▶ [Written instruction]:
Provide the data again in its entirety, exactly as given.
— start of Given records —
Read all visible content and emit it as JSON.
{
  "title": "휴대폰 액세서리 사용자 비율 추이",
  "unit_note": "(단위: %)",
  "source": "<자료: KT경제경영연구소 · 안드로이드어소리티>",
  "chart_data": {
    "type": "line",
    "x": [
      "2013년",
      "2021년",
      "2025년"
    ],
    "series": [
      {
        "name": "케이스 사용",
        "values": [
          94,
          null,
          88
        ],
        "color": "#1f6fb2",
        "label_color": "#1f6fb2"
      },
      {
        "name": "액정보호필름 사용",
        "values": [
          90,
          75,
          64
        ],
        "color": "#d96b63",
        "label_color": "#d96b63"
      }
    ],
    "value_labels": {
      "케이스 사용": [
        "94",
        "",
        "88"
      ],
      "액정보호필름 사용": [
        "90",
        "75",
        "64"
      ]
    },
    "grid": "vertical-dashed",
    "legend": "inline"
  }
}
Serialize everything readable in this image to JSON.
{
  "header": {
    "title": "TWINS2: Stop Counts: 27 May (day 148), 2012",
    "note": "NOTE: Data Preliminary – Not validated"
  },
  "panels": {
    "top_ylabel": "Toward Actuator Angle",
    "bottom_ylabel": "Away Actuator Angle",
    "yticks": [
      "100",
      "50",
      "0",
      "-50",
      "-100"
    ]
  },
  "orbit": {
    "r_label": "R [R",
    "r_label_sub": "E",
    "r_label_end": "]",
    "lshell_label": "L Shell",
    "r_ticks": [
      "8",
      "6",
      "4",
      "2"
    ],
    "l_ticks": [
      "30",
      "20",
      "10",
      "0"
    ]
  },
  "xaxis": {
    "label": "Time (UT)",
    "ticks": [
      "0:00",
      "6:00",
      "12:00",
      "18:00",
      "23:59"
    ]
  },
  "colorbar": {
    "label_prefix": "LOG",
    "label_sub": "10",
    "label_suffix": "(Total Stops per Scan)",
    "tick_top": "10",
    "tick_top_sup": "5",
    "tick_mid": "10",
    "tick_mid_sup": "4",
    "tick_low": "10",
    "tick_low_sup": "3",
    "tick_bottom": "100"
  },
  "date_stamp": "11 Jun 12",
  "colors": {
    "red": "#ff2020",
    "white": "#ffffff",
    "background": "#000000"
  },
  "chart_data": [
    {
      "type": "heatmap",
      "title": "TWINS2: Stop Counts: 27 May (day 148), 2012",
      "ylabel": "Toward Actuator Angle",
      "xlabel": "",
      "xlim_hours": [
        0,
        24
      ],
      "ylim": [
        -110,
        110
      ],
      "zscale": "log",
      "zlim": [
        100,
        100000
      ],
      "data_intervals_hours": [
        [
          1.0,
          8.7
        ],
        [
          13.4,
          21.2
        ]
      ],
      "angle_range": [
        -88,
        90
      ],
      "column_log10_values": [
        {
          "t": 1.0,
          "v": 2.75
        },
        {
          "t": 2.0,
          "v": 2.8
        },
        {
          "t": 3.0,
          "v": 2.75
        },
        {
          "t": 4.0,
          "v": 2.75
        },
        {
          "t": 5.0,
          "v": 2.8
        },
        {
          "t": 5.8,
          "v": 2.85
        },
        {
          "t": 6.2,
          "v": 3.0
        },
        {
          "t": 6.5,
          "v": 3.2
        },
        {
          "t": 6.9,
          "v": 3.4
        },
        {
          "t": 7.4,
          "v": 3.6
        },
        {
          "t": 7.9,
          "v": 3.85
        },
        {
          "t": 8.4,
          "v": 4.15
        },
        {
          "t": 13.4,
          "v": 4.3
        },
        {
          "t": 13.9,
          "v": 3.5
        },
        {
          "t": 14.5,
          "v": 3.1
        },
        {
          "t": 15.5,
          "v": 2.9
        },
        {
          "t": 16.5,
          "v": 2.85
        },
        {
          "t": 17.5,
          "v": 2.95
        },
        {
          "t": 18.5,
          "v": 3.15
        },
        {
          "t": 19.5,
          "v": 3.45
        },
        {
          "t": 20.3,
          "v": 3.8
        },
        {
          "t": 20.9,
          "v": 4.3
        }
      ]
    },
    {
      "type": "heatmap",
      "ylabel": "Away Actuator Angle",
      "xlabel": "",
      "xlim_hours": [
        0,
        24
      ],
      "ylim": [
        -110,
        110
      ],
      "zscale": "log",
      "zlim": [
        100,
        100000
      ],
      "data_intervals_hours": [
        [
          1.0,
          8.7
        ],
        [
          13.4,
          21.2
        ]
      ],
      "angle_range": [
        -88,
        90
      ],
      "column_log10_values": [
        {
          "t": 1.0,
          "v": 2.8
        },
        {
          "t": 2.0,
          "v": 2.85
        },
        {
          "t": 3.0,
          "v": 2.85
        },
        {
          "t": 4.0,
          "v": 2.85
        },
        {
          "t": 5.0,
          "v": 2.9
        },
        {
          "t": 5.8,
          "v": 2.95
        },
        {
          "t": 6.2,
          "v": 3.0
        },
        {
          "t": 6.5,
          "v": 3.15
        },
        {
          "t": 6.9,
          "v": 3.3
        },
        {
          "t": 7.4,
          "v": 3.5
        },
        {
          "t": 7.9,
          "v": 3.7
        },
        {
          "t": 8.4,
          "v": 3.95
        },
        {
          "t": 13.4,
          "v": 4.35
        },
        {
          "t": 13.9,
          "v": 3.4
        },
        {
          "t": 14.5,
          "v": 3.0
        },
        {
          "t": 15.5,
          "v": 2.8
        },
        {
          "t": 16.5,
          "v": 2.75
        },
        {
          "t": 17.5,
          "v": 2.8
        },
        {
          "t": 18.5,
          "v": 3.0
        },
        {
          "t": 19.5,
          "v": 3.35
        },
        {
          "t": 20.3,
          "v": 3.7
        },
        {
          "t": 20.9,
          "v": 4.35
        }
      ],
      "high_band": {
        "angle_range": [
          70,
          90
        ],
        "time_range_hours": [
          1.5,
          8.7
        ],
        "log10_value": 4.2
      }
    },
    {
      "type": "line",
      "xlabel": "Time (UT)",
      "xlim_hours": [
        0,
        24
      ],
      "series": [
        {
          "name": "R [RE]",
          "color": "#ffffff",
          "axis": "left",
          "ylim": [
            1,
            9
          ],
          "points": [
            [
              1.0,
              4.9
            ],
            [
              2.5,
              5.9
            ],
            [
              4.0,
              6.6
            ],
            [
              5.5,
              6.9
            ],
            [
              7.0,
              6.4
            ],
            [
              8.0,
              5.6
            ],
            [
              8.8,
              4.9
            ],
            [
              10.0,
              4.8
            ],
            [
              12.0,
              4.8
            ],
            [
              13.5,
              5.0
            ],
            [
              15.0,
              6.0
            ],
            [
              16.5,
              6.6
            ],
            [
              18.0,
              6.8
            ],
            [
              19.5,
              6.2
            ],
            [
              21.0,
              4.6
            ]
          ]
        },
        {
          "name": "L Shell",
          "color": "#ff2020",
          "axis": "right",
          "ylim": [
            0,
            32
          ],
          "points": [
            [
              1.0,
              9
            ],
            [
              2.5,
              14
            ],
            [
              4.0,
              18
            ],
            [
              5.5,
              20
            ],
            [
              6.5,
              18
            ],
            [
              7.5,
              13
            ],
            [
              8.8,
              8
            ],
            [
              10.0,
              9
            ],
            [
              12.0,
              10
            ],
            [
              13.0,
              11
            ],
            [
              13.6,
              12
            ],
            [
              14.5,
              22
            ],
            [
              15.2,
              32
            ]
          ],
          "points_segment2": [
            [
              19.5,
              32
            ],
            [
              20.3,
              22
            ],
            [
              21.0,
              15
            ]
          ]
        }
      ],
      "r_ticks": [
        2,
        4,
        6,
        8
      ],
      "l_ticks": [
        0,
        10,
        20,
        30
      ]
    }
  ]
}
— end of Given records —
▶ [Output of the exercise]:
Read all visible content and emit it as JSON.
{
  "title": "휴대폰 액세서리 사용자 비율 추이",
  "unit_note": "(단위: %)",
  "source": "<자료: KT경제경영연구소 · 안드로이드어소리티>",
  "chart_data": {
    "type": "line",
    "x": [
      "2013년",
      "2021년",
      "2025년"
    ],
    "series": [
      {
        "name": "케이스 사용",
        "values": [
          94,
          null,
          88
        ],
        "color": "#1f6fb2",
        "label_color": "#1f6fb2"
      },
      {
        "name": "액정보호필름 사용",
        "values": [
          90,
          75,
          64
        ],
        "color": "#d96b63",
        "label_color": "#d96b63"
      }
    ],
    "value_labels": {
      "케이스 사용": [
        "94",
        "",
        "88"
      ],
      "액정보호필름 사용": [
        "90",
        "75",
        "64"
      ]
    },
    "grid": "vertical-dashed",
    "legend": "inline"
  }
}
Serialize everything readable in this image to JSON.
{
  "header": {
    "title": "TWINS2: Stop Counts: 27 May (day 148), 2012",
    "note": "NOTE: Data Preliminary – Not validated"
  },
  "panels": {
    "top_ylabel": "Toward Actuator Angle",
    "bottom_ylabel": "Away Actuator Angle",
    "yticks": [
      "100",
      "50",
      "0",
      "-50",
      "-100"
    ]
  },
  "orbit": {
    "r_label": "R [R",
    "r_label_sub": "E",
    "r_label_end": "]",
    "lshell_label": "L Shell",
    "r_ticks": [
      "8",
      "6",
      "4",
      "2"
    ],
    "l_ticks": [
      "30",
      "20",
      "10",
      "0"
    ]
  },
  "xaxis": {
    "label": "Time (UT)",
    "ticks": [
      "0:00",
      "6:00",
      "12:00",
      "18:00",
      "23:59"
    ]
  },
  "colorbar": {
    "label_prefix": "LOG",
    "label_sub": "10",
    "label_suffix": "(Total Stops per Scan)",
    "tick_top": "10",
    "tick_top_sup": "5",
    "tick_mid": "10",
    "tick_mid_sup": "4",
    "tick_low": "10",
    "tick_low_sup": "3",
    "tick_bottom": "100"
  },
  "date_stamp": "11 Jun 12",
  "colors": {
    "red": "#ff2020",
    "white": "#ffffff",
    "background": "#000000"
  },
  "chart_data": [
    {
      "type": "heatmap",
      "title": "TWINS2: Stop Counts: 27 May (day 148), 2012",
      "ylabel": "Toward Actuator Angle",
      "xlabel": "",
      "xlim_hours": [
        0,
        24
      ],
      "ylim": [
        -110,
        110
      ],
      "zscale": "log",
      "zlim": [
        100,
        100000
      ],
      "data_intervals_hours": [
        [
          1.0,
          8.7
        ],
        [
          13.4,
          21.2
        ]
      ],
      "angle_range": [
        -88,
        90
      ],
      "column_log10_values": [
        {
          "t": 1.0,
          "v": 2.75
        },
        {
          "t": 2.0,
          "v": 2.8
        },
        {
          "t": 3.0,
          "v": 2.75
        },
        {
          "t": 4.0,
          "v": 2.75
        },
        {
          "t": 5.0,
          "v": 2.8
        },
        {
          "t": 5.8,
          "v": 2.85
        },
        {
          "t": 6.2,
          "v": 3.0
        },
        {
          "t": 6.5,
          "v": 3.2
        },
        {
          "t": 6.9,
          "v": 3.4
        },
        {
          "t": 7.4,
          "v": 3.6
        },
        {
          "t": 7.9,
          "v": 3.85
        },
        {
          "t": 8.4,
          "v": 4.15
        },
        {
          "t": 13.4,
          "v": 4.3
        },
        {
          "t": 13.9,
          "v": 3.5
        },
        {
          "t": 14.5,
          "v": 3.1
        },
        {
          "t": 15.5,
          "v": 2.9
        },
        {
          "t": 16.5,
          "v": 2.85
        },
        {
          "t": 17.5,
          "v": 2.95
        },
        {
          "t": 18.5,
          "v": 3.15
        },
        {
          "t": 19.5,
          "v": 3.45
        },
        {
          "t": 20.3,
          "v": 3.8
        },
        {
          "t": 20.9,
          "v": 4.3
        }
      ]
    },
    {
      "type": "heatmap",
      "ylabel": "Away Actuator Angle",
      "xlabel": "",
      "xlim_hours": [
        0,
        24
      ],
      "ylim": [
        -110,
        110
      ],
      "zscale": "log",
      "zlim": [
        100,
        100000
      ],
      "data_intervals_hours": [
        [
          1.0,
          8.7
        ],
        [
          13.4,
          21.2
        ]
      ],
      "angle_range": [
        -88,
        90
      ],
      "column_log10_values": [
        {
          "t": 1.0,
          "v": 2.8
        },
        {
          "t": 2.0,
          "v": 2.85
        },
        {
          "t": 3.0,
          "v": 2.85
        },
        {
          "t": 4.0,
          "v": 2.85
        },
        {
          "t": 5.0,
          "v": 2.9
        },
        {
          "t": 5.8,
          "v": 2.95
        },
        {
          "t": 6.2,
          "v": 3.0
        },
        {
          "t": 6.5,
          "v": 3.15
        },
        {
          "t": 6.9,
          "v": 3.3
        },
        {
          "t": 7.4,
          "v": 3.5
        },
        {
          "t": 7.9,
          "v": 3.7
        },
        {
          "t": 8.4,
          "v": 3.95
        },
        {
          "t": 13.4,
          "v": 4.35
        },
        {
          "t": 13.9,
          "v": 3.4
        },
        {
          "t": 14.5,
          "v": 3.0
        },
        {
          "t": 15.5,
          "v": 2.8
        },
        {
          "t": 16.5,
          "v": 2.75
        },
        {
          "t": 17.5,
          "v": 2.8
        },
        {
          "t": 18.5,
          "v": 3.0
        },
        {
          "t": 19.5,
          "v": 3.35
        },
        {
          "t": 20.3,
          "v": 3.7
        },
        {
          "t": 20.9,
          "v": 4.35
        }
      ],
      "high_band": {
        "angle_range": [
          70,
          90
        ],
        "time_range_hours": [
          1.5,
          8.7
        ],
        "log10_value": 4.2
      }
    },
    {
      "type": "line",
      "xlabel": "Time (UT)",
      "xlim_hours": [
        0,
        24
      ],
      "series": [
        {
          "name": "R [RE]",
          "color": "#ffffff",
          "axis": "left",
          "ylim": [
            1,
            9
          ],
          "points": [
            [
              1.0,
              4.9
            ],
            [
              2.5,
              5.9
            ],
            [
              4.0,
              6.6
            ],
            [
              5.5,
              6.9
            ],
            [
              7.0,
              6.4
            ],
            [
              8.0,
              5.6
            ],
            [
              8.8,
              4.9
            ],
            [
              10.0,
              4.8
            ],
            [
              12.0,
              4.8
            ],
            [
              13.5,
              5.0
            ],
            [
              15.0,
              6.0
            ],
            [
              16.5,
              6.6
            ],
            [
              18.0,
              6.8
            ],
            [
              19.5,
              6.2
            ],
            [
              21.0,
              4.6
            ]
          ]
        },
        {
          "name": "L Shell",
          "color": "#ff2020",
          "axis": "right",
          "ylim": [
            0,
            32
          ],
          "points": [
            [
              1.0,
              9
            ],
            [
              2.5,
              14
            ],
            [
              4.0,
              18
            ],
            [
              5.5,
              20
            ],
            [
              6.5,
              18
            ],
            [
              7.5,
              13
            ],
            [
              8.8,
              8
            ],
            [
              10.0,
              9
            ],
            [
              12.0,
              10
            ],
            [
              13.0,
              11
            ],
            [
              13.6,
              12
            ],
            [
              14.5,
              22
            ],
            [
              15.2,
              32
            ]
          ],
          "points_segment2": [
            [
              19.5,
              32
            ],
            [
              20.3,
              22
            ],
            [
              21.0,
              15
            ]
          ]
        }
      ],
      "r_ticks": [
        2,
        4,
        6,
        8
      ],
      "l_ticks": [
        0,
        10,
        20,
        30
      ]
    }
  ]
}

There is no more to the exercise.